EXERCISE GOAL:
Arrange the lines of the records as a Markdown table with the columns Row and Line, starting with the first line of the records and continuing through the line containing "sidebar-item[interactable]: ▦ Ingresos". Number each row, and omit any blank lines.

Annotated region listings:
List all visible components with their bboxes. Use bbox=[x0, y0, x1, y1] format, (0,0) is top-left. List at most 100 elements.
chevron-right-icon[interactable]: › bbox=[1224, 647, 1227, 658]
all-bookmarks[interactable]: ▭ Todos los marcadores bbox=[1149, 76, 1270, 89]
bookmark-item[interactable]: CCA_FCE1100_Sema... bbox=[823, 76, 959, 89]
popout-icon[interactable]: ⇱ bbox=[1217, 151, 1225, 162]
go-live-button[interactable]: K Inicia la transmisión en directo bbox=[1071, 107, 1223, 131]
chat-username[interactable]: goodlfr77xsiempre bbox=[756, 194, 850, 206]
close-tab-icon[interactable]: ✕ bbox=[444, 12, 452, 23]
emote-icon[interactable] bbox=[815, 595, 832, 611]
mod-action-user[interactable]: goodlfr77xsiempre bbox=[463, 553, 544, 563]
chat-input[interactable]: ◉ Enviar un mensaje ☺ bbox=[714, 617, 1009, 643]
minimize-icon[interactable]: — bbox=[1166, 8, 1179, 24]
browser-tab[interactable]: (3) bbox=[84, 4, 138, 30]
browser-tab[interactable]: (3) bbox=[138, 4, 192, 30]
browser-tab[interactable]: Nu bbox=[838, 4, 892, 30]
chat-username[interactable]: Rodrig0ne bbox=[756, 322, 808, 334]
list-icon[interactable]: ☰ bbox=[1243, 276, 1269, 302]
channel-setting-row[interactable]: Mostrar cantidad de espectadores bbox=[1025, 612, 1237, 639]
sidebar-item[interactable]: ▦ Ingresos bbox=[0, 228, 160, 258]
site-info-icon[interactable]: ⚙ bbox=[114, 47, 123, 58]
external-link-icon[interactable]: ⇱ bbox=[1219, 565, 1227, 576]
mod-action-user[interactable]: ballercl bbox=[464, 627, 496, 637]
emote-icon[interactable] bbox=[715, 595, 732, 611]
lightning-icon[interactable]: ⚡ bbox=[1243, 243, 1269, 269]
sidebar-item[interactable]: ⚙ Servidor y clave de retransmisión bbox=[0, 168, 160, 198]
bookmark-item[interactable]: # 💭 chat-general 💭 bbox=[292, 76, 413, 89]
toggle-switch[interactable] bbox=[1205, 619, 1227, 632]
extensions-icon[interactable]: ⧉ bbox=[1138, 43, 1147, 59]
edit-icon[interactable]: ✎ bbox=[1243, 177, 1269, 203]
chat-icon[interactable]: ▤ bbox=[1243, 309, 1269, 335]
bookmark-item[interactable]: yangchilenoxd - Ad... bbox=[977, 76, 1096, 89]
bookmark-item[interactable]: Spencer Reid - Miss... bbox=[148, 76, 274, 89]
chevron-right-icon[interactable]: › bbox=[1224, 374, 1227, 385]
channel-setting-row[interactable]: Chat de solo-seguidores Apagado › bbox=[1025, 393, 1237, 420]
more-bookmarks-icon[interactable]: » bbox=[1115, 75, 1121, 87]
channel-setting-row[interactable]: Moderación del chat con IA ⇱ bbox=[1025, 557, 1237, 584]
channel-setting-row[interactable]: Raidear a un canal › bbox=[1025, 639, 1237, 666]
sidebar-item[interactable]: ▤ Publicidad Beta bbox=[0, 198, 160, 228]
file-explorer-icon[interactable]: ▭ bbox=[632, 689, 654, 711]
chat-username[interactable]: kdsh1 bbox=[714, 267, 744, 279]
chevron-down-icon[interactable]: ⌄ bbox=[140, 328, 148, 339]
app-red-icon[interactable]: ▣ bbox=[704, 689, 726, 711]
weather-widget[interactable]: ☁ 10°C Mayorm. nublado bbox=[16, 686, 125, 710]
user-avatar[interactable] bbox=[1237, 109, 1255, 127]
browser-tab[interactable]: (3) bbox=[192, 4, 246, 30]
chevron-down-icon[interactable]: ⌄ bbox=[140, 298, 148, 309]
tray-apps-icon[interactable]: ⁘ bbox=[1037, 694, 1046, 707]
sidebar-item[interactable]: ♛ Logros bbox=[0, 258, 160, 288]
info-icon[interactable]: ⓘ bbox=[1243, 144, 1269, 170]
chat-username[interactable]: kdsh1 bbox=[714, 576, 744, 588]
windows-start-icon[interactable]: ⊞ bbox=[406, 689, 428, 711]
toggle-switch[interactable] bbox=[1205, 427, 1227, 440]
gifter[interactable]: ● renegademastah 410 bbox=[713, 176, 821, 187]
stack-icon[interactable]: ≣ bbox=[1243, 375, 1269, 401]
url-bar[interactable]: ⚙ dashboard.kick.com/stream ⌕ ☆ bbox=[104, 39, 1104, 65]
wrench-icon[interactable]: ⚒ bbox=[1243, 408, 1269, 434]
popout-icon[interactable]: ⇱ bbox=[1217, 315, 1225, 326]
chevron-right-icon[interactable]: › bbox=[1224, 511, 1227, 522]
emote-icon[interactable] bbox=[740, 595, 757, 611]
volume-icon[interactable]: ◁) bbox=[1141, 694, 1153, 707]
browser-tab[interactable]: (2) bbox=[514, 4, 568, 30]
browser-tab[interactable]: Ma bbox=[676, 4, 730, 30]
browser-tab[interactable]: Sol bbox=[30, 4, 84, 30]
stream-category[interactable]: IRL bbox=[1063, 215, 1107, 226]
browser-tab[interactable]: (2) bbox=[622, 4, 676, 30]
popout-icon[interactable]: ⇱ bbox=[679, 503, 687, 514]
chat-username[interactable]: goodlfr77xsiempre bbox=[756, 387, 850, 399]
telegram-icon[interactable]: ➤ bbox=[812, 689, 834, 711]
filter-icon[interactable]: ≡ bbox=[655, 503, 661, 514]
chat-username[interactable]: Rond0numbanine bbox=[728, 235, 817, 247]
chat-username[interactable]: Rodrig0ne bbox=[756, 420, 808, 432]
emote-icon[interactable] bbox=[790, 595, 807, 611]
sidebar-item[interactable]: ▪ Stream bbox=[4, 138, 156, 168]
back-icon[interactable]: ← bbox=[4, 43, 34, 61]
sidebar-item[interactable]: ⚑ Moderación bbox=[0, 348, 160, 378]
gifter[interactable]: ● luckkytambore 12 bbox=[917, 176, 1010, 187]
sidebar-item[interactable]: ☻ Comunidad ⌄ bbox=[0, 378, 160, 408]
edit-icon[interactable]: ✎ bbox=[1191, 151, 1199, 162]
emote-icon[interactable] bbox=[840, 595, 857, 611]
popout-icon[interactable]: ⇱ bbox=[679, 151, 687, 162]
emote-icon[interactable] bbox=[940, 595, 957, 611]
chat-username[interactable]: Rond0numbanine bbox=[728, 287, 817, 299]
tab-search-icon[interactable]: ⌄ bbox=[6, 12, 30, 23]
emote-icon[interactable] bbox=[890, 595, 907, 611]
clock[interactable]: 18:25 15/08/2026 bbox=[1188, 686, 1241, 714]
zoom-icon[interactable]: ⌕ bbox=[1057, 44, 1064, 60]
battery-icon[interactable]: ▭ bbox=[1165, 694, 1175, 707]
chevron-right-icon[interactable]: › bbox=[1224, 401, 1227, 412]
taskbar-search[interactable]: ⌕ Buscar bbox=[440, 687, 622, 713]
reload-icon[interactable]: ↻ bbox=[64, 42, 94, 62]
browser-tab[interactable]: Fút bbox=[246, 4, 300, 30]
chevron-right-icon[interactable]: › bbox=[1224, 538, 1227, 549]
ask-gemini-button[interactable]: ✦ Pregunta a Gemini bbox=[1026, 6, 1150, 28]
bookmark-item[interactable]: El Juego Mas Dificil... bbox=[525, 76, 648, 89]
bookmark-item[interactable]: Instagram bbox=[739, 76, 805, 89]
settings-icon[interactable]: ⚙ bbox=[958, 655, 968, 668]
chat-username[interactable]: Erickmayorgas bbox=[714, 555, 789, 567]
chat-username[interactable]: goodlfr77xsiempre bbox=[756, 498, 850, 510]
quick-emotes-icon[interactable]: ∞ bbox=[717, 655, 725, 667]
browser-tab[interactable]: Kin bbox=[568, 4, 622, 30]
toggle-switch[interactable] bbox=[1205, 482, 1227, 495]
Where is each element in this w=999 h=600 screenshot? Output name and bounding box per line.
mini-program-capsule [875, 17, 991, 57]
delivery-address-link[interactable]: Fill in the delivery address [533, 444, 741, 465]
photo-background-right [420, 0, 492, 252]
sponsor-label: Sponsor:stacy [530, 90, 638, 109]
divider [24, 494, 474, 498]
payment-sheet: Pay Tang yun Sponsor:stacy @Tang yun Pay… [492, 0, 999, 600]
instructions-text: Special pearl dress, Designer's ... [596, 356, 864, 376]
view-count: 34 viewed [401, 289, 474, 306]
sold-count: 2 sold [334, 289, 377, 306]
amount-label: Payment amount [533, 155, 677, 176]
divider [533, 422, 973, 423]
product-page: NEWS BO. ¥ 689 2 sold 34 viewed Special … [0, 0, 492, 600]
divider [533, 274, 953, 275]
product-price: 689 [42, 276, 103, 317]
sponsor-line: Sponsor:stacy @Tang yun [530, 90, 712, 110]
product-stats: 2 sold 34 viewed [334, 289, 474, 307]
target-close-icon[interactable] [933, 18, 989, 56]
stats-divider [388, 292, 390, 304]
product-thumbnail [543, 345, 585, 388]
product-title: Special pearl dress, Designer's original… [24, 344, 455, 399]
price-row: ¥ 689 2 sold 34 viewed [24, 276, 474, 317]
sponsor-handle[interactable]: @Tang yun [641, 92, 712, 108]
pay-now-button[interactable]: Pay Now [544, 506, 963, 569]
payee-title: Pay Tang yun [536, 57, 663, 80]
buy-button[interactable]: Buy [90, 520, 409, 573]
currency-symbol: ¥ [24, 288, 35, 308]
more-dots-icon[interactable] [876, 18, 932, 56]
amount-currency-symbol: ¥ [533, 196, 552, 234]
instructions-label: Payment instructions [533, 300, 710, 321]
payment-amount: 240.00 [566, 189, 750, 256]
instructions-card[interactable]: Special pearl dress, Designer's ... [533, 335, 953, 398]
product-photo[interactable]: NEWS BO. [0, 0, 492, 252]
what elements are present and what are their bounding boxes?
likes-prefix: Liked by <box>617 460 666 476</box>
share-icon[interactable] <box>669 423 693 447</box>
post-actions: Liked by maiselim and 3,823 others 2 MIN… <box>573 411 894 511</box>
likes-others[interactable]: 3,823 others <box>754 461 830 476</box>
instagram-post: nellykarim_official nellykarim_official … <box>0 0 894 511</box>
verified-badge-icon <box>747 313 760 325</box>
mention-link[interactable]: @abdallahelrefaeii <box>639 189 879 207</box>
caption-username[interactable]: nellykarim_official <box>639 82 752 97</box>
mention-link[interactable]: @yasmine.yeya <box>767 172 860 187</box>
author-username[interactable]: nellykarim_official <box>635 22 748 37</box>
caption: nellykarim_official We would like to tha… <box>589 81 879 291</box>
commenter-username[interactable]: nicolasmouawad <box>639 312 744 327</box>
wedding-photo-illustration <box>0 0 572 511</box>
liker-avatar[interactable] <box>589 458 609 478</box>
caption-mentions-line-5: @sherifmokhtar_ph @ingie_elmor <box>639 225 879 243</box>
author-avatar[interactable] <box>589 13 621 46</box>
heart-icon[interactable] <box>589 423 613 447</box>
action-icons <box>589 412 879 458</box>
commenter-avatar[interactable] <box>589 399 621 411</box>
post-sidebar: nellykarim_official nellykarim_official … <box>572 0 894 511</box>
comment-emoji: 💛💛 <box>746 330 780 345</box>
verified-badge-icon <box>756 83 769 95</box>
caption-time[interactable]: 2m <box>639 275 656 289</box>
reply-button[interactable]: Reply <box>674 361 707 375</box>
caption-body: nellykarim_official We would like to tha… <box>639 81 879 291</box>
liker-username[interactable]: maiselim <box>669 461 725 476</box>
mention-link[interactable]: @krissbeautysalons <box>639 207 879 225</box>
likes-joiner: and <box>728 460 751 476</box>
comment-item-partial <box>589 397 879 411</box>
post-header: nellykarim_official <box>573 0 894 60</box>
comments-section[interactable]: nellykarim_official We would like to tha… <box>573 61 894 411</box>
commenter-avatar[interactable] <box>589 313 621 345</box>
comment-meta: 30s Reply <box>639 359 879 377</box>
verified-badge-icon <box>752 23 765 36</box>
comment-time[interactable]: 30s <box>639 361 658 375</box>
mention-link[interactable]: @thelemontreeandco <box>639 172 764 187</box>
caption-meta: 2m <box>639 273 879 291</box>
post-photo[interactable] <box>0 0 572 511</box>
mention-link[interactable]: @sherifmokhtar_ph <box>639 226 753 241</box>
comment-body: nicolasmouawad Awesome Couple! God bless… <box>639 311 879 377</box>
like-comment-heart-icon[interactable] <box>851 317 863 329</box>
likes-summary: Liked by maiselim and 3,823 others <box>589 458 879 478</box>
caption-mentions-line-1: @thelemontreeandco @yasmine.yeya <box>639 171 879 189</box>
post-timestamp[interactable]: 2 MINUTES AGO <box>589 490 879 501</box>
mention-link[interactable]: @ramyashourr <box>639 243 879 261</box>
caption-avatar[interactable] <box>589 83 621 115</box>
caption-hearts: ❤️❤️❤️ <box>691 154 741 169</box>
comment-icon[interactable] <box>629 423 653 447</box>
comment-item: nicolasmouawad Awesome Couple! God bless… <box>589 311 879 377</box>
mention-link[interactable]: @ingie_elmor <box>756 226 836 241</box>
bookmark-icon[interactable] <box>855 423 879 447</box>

OUTPUT OF THE TASK:
| Row | Line |
|---|---|
| 1 | List all visible components with their bboxes. Use bbox=[x0, y0, x1, y1] format, (0,0) is top-left. List at most 100 elements. |
| 2 | chevron-right-icon[interactable]: › bbox=[1224, 647, 1227, 658] |
| 3 | all-bookmarks[interactable]: ▭ Todos los marcadores bbox=[1149, 76, 1270, 89] |
| 4 | bookmark-item[interactable]: CCA_FCE1100_Sema... bbox=[823, 76, 959, 89] |
| 5 | popout-icon[interactable]: ⇱ bbox=[1217, 151, 1225, 162] |
| 6 | go-live-button[interactable]: K Inicia la transmisión en directo bbox=[1071, 107, 1223, 131] |
| 7 | chat-username[interactable]: goodlfr77xsiempre bbox=[756, 194, 850, 206] |
| 8 | close-tab-icon[interactable]: ✕ bbox=[444, 12, 452, 23] |
| 9 | emote-icon[interactable] bbox=[815, 595, 832, 611] |
| 10 | mod-action-user[interactable]: goodlfr77xsiempre bbox=[463, 553, 544, 563] |
| 11 | chat-input[interactable]: ◉ Enviar un mensaje ☺ bbox=[714, 617, 1009, 643] |
| 12 | minimize-icon[interactable]: — bbox=[1166, 8, 1179, 24] |
| 13 | browser-tab[interactable]: (3) bbox=[84, 4, 138, 30] |
| 14 | browser-tab[interactable]: (3) bbox=[138, 4, 192, 30] |
| 15 | browser-tab[interactable]: Nu bbox=[838, 4, 892, 30] |
| 16 | chat-username[interactable]: Rodrig0ne bbox=[756, 322, 808, 334] |
| 17 | list-icon[interactable]: ☰ bbox=[1243, 276, 1269, 302] |
| 18 | channel-setting-row[interactable]: Mostrar cantidad de espectadores bbox=[1025, 612, 1237, 639] |
| 19 | sidebar-item[interactable]: ▦ Ingresos bbox=[0, 228, 160, 258] |